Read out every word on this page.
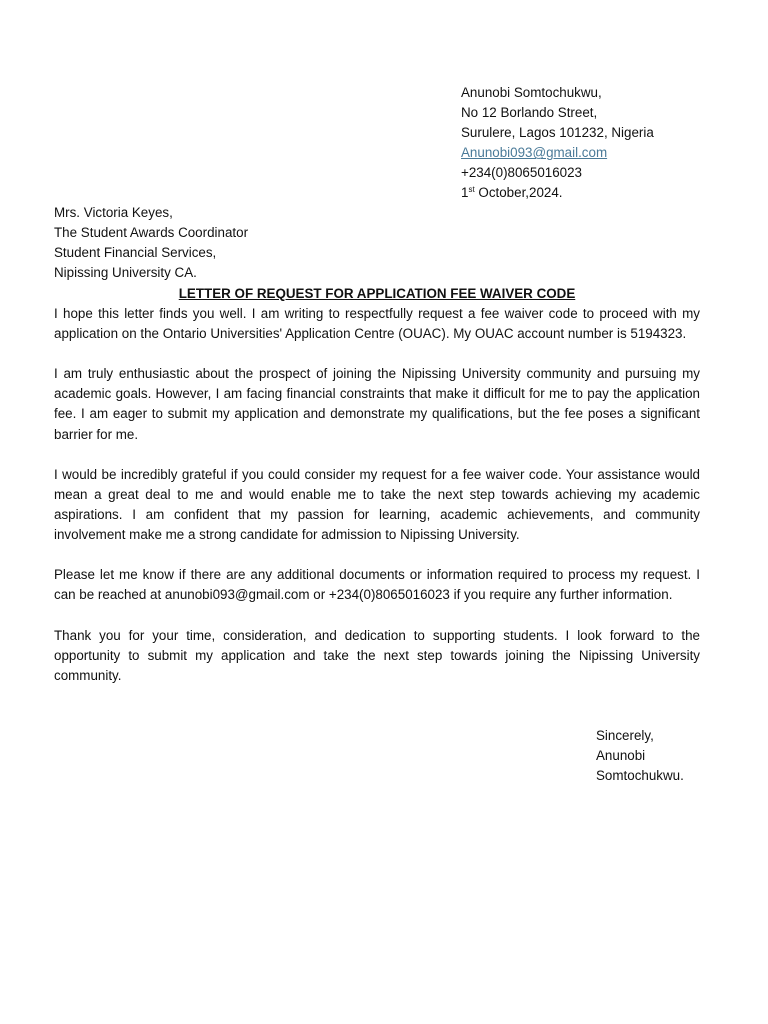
Anunobi Somtochukwu,
No 12 Borlando Street,
Surulere, Lagos 101232, Nigeria
Anunobi093@gmail.com
+234(0)8065016023
1st October,2024.
Mrs. Victoria Keyes,
The Student Awards Coordinator
Student Financial Services,
Nipissing University CA.
LETTER OF REQUEST FOR APPLICATION FEE WAIVER CODE

I hope this letter finds you well. I am writing to respectfully request a fee waiver code to proceed with my application on the Ontario Universities' Application Centre (OUAC). My OUAC account number is 5194323.

I am truly enthusiastic about the prospect of joining the Nipissing University community and pursuing my academic goals. However, I am facing financial constraints that make it difficult for me to pay the application fee. I am eager to submit my application and demonstrate my qualifications, but the fee poses a significant barrier for me.

I would be incredibly grateful if you could consider my request for a fee waiver code. Your assistance would mean a great deal to me and would enable me to take the next step towards achieving my academic aspirations. I am confident that my passion for learning, academic achievements, and community involvement make me a strong candidate for admission to Nipissing University.

Please let me know if there are any additional documents or information required to process my request. I can be reached at anunobi093@gmail.com or +234(0)8065016023 if you require any further information.

Thank you for your time, consideration, and dedication to supporting students. I look forward to the opportunity to submit my application and take the next step towards joining the Nipissing University community.

Sincerely,
Anunobi
Somtochukwu.
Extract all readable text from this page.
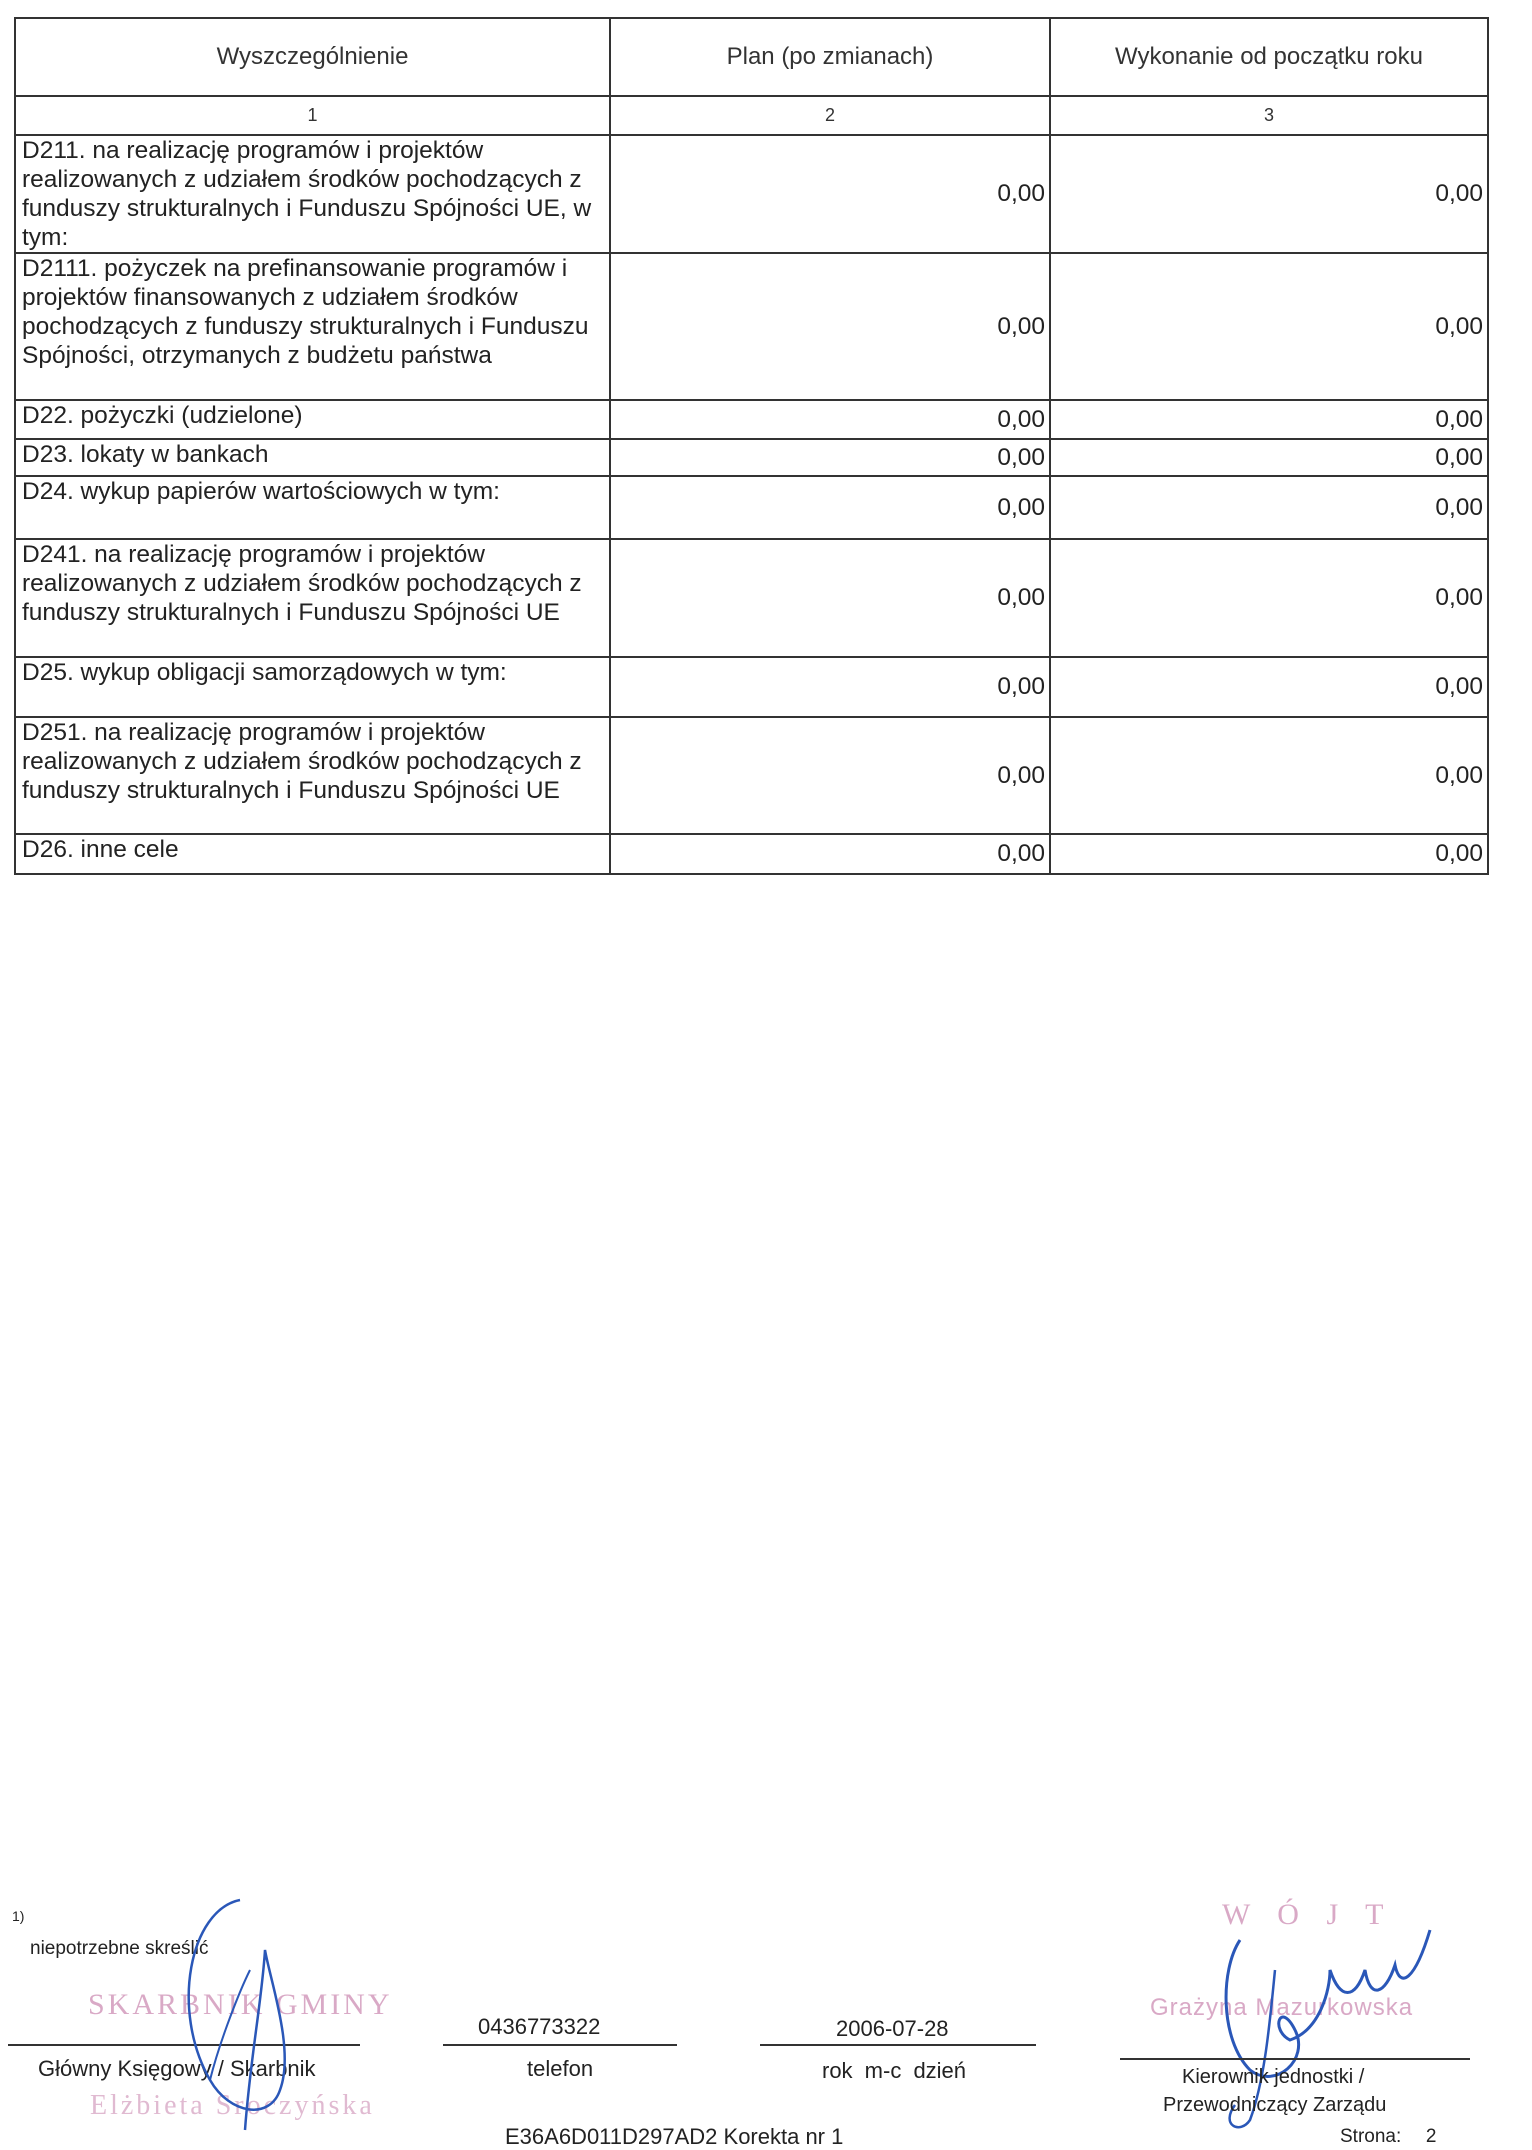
Wyszczególnienie	Plan (po zmianach)	Wykonanie od początku roku
1	2	3
D211. na realizację programów i projektów realizowanych z udziałem środków pochodzących z funduszy strukturalnych i Funduszu Spójności UE, w tym:	0,00	0,00
D2111. pożyczek na prefinansowanie programów i projektów finansowanych z udziałem środków pochodzących z funduszy strukturalnych i Funduszu Spójności, otrzymanych z budżetu państwa	0,00	0,00
D22. pożyczki (udzielone)	0,00	0,00
D23. lokaty w bankach	0,00	0,00
D24. wykup papierów wartościowych w tym:	0,00	0,00
D241. na realizację programów i projektów realizowanych z udziałem środków pochodzących z funduszy strukturalnych i Funduszu Spójności UE	0,00	0,00
D25. wykup obligacji samorządowych w tym:	0,00	0,00
D251. na realizację programów i projektów realizowanych z udziałem środków pochodzących z funduszy strukturalnych i Funduszu Spójności UE	0,00	0,00
D26. inne cele	0,00	0,00
1)
niepotrzebne skreślić
SKARBNIK GMINY
Główny Księgowy / Skarbnik
Elżbieta Sroczyńska
0436773322
telefon
2006-07-28
rok m-c dzień
W Ó J T
Grażyna Mazurkowska
Kierownik jednostki /
Przewodniczący Zarządu
E36A6D011D297AD2 Korekta nr 1	Strona: 2
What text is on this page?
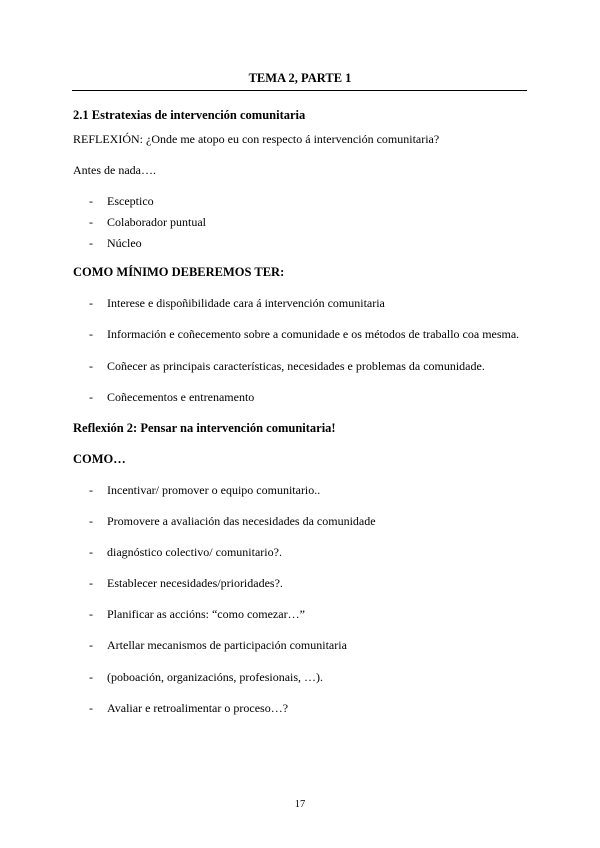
TEMA 2, PARTE 1
2.1 Estratexias de intervención comunitaria
REFLEXIÓN: ¿Onde me atopo eu con respecto á intervención comunitaria?
Antes de nada….
- Esceptico
- Colaborador puntual
- Núcleo
COMO MÍNIMO DEBEREMOS TER:
- Interese e dispoñibilidade cara á intervención comunitaria
- Información e coñecemento sobre a comunidade e os métodos de traballo coa mesma.
- Coñecer as principais características, necesidades e problemas da comunidade.
- Coñecementos e entrenamento
Reflexión 2: Pensar na intervención comunitaria!
COMO…
- Incentivar/ promover o equipo comunitario..
- Promovere a avaliación das necesidades da comunidade
- diagnóstico colectivo/ comunitario?.
- Establecer necesidades/prioridades?.
- Planificar as accións: “como comezar…”
- Artellar mecanismos de participación comunitaria
- (poboación, organizacións, profesionais, …).
- Avaliar e retroalimentar o proceso…?
17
-=-=-=-=-
- Required task:
Write out every entry again word for word, without any of the pictures.

- Exercise answer:
Read out every word on this page.
Anunobi Somtochukwu,
No 12 Borlando Street,
Surulere, Lagos 101232, Nigeria
Anunobi093@gmail.com
+234(0)8065016023
1st October,2024.
Mrs. Victoria Keyes,
The Student Awards Coordinator
Student Financial Services,
Nipissing University CA.
LETTER OF REQUEST FOR APPLICATION FEE WAIVER CODE

I hope this letter finds you well. I am writing to respectfully request a fee waiver code to proceed with my application on the Ontario Universities' Application Centre (OUAC). My OUAC account number is 5194323.

I am truly enthusiastic about the prospect of joining the Nipissing University community and pursuing my academic goals. However, I am facing financial constraints that make it difficult for me to pay the application fee. I am eager to submit my application and demonstrate my qualifications, but the fee poses a significant barrier for me.

I would be incredibly grateful if you could consider my request for a fee waiver code. Your assistance would mean a great deal to me and would enable me to take the next step towards achieving my academic aspirations. I am confident that my passion for learning, academic achievements, and community involvement make me a strong candidate for admission to Nipissing University.

Please let me know if there are any additional documents or information required to process my request. I can be reached at anunobi093@gmail.com or +234(0)8065016023 if you require any further information.

Thank you for your time, consideration, and dedication to supporting students. I look forward to the opportunity to submit my application and take the next step towards joining the Nipissing University community.

Sincerely,
Anunobi
Somtochukwu.
Extract all readable text from this page.
Wyszczególnienie	Plan (po zmianach)	Wykonanie od początku roku
1	2	3
D211. na realizację programów i projektów realizowanych z udziałem środków pochodzących z funduszy strukturalnych i Funduszu Spójności UE, w tym:	0,00	0,00
D2111. pożyczek na prefinansowanie programów i projektów finansowanych z udziałem środków pochodzących z funduszy strukturalnych i Funduszu Spójności, otrzymanych z budżetu państwa	0,00	0,00
D22. pożyczki (udzielone)	0,00	0,00
D23. lokaty w bankach	0,00	0,00
D24. wykup papierów wartościowych w tym:	0,00	0,00
D241. na realizację programów i projektów realizowanych z udziałem środków pochodzących z funduszy strukturalnych i Funduszu Spójności UE	0,00	0,00
D25. wykup obligacji samorządowych w tym:	0,00	0,00
D251. na realizację programów i projektów realizowanych z udziałem środków pochodzących z funduszy strukturalnych i Funduszu Spójności UE	0,00	0,00
D26. inne cele	0,00	0,00
1)
niepotrzebne skreślić
SKARBNIK GMINY
Główny Księgowy / Skarbnik
Elżbieta Sroczyńska
0436773322
telefon
2006-07-28
rok m-c dzień
W Ó J T
Grażyna Mazurkowska
Kierownik jednostki /
Przewodniczący Zarządu
E36A6D011D297AD2 Korekta nr 1	Strona: 2
What text is on this page?
TEMA 2, PARTE 1
2.1 Estratexias de intervención comunitaria
REFLEXIÓN: ¿Onde me atopo eu con respecto á intervención comunitaria?
Antes de nada….
- Esceptico
- Colaborador puntual
- Núcleo
COMO MÍNIMO DEBEREMOS TER:
- Interese e dispoñibilidade cara á intervención comunitaria
- Información e coñecemento sobre a comunidade e os métodos de traballo coa mesma.
- Coñecer as principais características, necesidades e problemas da comunidade.
- Coñecementos e entrenamento
Reflexión 2: Pensar na intervención comunitaria!
COMO…
- Incentivar/ promover o equipo comunitario..
- Promovere a avaliación das necesidades da comunidade
- diagnóstico colectivo/ comunitario?.
- Establecer necesidades/prioridades?.
- Planificar as accións: “como comezar…”
- Artellar mecanismos de participación comunitaria
- (poboación, organizacións, profesionais, …).
- Avaliar e retroalimentar o proceso…?
17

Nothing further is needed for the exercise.